## PROBLEM DETAILS
Omit the pictures, please, and give each record below again exactly.

## Lines of data
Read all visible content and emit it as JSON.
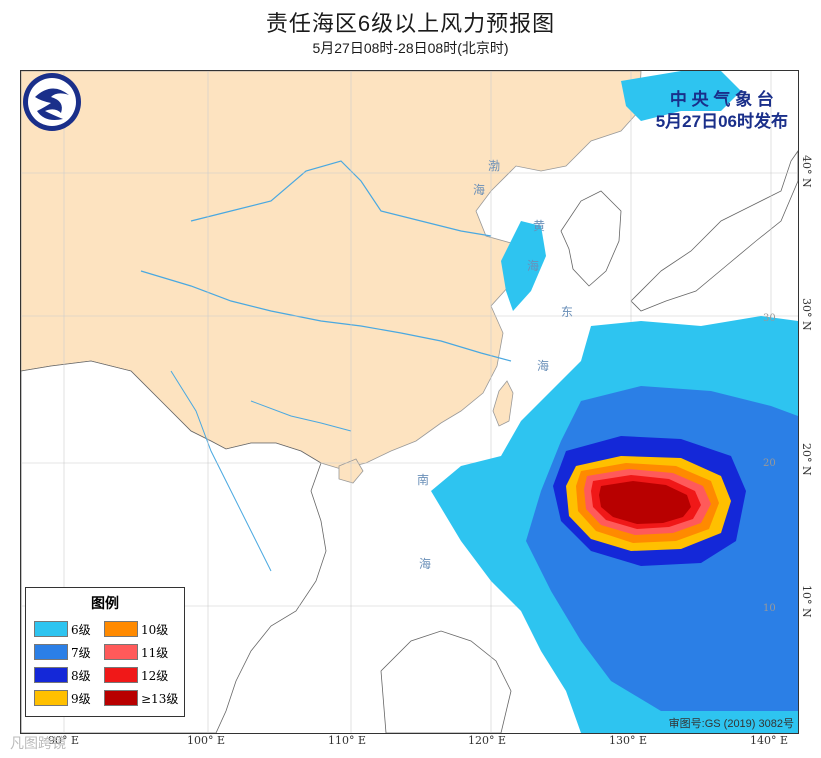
{
  "title": "责任海区6级以上风力预报图",
  "subtitle": "5月27日08时-28日08时(北京时)",
  "issuer": {
    "line1": "中 央 气 象 台",
    "line2": "5月27日06时发布"
  },
  "legend": {
    "title": "图例",
    "items": [
      {
        "label": "6级",
        "color": "#2ec4f0"
      },
      {
        "label": "10级",
        "color": "#ff8a00"
      },
      {
        "label": "7级",
        "color": "#2b7fe6"
      },
      {
        "label": "11级",
        "color": "#ff5a5a"
      },
      {
        "label": "8级",
        "color": "#1428d8"
      },
      {
        "label": "12级",
        "color": "#f01818"
      },
      {
        "label": "9级",
        "color": "#ffc000"
      },
      {
        "label": "≥13级",
        "color": "#b80000"
      }
    ]
  },
  "approval": "审图号:GS (2019) 3082号",
  "lon_labels": [
    "90° E",
    "100° E",
    "110° E",
    "120° E",
    "130° E",
    "140° E"
  ],
  "lat_labels": [
    "10° N",
    "20° N",
    "30° N",
    "40° N"
  ],
  "sea_labels": [
    "渤",
    "海",
    "黄",
    "海",
    "东",
    "海",
    "南",
    "海"
  ],
  "watermark": "凡图跨镜",
  "colors": {
    "land": "#fde3c0",
    "water": "#ffffff",
    "river": "#4aa8e0",
    "border": "#888888"
  }
}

## EXERCISE ANSWER
Read all visible content and emit it as JSON.
{
  "title": "责任海区6级以上风力预报图",
  "subtitle": "5月27日08时-28日08时(北京时)",
  "issuer": {
    "line1": "中 央 气 象 台",
    "line2": "5月27日06时发布"
  },
  "legend": {
    "title": "图例",
    "items": [
      {
        "label": "6级",
        "color": "#2ec4f0"
      },
      {
        "label": "10级",
        "color": "#ff8a00"
      },
      {
        "label": "7级",
        "color": "#2b7fe6"
      },
      {
        "label": "11级",
        "color": "#ff5a5a"
      },
      {
        "label": "8级",
        "color": "#1428d8"
      },
      {
        "label": "12级",
        "color": "#f01818"
      },
      {
        "label": "9级",
        "color": "#ffc000"
      },
      {
        "label": "≥13级",
        "color": "#b80000"
      }
    ]
  },
  "approval": "审图号:GS (2019) 3082号",
  "lon_labels": [
    "90° E",
    "100° E",
    "110° E",
    "120° E",
    "130° E",
    "140° E"
  ],
  "lat_labels": [
    "10° N",
    "20° N",
    "30° N",
    "40° N"
  ],
  "sea_labels": [
    "渤",
    "海",
    "黄",
    "海",
    "东",
    "海",
    "南",
    "海"
  ],
  "watermark": "凡图跨镜",
  "colors": {
    "land": "#fde3c0",
    "water": "#ffffff",
    "river": "#4aa8e0",
    "border": "#888888"
  }
}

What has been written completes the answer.